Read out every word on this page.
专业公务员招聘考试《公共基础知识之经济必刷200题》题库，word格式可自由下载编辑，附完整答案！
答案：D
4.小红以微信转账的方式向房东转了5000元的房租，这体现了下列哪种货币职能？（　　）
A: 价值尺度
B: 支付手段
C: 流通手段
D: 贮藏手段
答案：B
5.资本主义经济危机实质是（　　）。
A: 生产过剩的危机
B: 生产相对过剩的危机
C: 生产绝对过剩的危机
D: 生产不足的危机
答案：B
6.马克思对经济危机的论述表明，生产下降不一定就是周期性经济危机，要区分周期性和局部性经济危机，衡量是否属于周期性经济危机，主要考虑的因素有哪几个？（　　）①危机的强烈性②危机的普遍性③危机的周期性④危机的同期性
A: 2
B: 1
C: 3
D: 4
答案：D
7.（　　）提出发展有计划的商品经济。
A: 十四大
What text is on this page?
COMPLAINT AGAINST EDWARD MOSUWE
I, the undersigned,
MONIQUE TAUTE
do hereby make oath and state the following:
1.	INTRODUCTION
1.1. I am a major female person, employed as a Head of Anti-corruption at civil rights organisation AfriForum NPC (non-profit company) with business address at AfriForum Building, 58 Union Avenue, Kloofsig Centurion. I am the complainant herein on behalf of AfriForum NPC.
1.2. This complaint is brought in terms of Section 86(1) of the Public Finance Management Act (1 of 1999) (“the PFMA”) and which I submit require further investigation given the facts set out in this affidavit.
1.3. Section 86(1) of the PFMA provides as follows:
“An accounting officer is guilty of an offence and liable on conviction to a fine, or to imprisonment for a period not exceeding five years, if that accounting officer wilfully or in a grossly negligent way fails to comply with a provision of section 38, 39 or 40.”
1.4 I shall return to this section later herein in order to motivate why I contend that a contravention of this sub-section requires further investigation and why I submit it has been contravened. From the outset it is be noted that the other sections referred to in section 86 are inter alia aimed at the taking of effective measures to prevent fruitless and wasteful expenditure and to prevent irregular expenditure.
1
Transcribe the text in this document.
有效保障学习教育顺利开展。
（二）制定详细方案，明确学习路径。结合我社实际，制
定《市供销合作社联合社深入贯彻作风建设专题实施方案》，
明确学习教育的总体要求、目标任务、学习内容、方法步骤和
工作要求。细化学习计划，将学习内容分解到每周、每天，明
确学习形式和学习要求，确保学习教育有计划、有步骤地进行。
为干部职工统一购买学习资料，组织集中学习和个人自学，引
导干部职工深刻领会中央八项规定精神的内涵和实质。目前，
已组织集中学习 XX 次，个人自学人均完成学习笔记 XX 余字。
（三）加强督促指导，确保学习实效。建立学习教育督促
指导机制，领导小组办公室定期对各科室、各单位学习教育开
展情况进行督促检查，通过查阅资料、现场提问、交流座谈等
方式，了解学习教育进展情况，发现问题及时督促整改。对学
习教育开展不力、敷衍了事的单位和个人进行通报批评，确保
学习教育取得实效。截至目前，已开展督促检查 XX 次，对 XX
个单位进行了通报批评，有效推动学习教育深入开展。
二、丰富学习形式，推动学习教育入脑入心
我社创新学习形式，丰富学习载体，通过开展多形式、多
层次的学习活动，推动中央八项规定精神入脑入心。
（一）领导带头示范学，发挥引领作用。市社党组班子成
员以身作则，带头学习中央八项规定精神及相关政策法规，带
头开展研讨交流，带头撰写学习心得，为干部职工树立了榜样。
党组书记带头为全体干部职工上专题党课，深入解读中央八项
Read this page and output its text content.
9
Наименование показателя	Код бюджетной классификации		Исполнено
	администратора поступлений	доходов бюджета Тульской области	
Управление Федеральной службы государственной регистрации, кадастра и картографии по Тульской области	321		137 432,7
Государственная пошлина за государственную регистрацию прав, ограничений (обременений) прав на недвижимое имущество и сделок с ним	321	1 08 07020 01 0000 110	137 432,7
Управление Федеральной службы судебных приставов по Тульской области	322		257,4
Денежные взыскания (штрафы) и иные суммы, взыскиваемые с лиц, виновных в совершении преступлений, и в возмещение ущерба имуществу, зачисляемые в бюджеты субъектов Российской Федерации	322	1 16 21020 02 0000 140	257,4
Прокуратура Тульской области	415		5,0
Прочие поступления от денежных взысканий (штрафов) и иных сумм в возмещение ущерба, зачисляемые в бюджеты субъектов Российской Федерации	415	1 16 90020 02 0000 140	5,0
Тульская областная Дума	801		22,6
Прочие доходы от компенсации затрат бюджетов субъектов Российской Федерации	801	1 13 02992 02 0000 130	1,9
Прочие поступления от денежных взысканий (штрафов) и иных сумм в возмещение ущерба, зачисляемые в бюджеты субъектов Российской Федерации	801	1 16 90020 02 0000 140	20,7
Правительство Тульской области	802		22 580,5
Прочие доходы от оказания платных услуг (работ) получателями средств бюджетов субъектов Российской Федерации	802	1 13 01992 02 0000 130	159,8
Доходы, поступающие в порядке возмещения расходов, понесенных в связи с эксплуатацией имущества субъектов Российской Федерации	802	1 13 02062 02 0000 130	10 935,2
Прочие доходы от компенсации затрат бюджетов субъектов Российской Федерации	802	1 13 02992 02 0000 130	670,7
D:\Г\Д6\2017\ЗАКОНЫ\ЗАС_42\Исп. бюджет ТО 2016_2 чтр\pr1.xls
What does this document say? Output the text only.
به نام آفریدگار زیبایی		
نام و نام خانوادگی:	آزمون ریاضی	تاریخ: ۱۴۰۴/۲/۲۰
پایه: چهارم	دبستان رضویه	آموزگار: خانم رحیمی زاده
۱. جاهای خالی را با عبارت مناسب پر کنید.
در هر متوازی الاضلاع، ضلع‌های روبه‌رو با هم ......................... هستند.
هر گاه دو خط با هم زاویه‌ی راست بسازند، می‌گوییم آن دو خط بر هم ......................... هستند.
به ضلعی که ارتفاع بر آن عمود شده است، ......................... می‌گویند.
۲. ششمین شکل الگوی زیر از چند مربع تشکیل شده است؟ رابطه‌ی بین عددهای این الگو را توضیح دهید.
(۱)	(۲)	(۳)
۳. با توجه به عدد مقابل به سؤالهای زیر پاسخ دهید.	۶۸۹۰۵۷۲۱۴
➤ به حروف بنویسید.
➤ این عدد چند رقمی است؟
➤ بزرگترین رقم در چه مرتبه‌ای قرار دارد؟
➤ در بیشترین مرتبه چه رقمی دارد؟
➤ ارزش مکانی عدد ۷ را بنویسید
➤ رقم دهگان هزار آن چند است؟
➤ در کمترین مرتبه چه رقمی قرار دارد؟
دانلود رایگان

★ ★ ★ ★ ★ ★ ★

*Exercise description*: Write out every line of the data that holds the word "затрат".

*Result for this task*:
Прочие доходы от компенсации затрат бюджетов субъектов Российской Федерации	801	1 13 02992 02 0000 130	1,9
Прочие доходы от компенсации затрат бюджетов субъектов Российской Федерации	802	1 13 02992 02 0000 130	670,7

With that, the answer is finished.